Excerpt from a dataset:

# # # # # # #

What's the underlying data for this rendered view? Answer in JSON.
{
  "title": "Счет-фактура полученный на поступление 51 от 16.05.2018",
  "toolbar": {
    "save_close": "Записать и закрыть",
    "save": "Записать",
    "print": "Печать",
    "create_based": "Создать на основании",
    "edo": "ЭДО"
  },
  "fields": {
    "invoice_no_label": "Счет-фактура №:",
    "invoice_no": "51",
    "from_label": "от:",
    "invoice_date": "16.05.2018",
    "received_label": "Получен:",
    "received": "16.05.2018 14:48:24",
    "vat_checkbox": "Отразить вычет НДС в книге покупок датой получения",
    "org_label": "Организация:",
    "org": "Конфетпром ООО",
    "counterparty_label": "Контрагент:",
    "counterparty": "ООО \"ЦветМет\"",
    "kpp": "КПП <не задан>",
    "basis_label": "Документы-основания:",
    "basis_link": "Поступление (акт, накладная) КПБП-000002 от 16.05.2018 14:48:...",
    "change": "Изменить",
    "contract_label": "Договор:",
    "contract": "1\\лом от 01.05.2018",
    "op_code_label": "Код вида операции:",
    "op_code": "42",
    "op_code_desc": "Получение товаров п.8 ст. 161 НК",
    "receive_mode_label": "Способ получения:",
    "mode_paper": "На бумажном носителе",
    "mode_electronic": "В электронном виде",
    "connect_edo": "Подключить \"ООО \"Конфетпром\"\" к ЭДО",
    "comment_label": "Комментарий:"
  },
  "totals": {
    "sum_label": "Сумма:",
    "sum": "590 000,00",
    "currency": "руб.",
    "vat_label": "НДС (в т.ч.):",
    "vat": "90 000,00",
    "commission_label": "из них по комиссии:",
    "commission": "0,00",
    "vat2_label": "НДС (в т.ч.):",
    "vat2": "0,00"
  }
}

# # # # # # #

Pick out the lines containing the string "Конфетпром" and show them.

    "org": "Конфетпром ООО",
    "connect_edo": "Подключить \"ООО \"Конфетпром\"\" к ЭДО",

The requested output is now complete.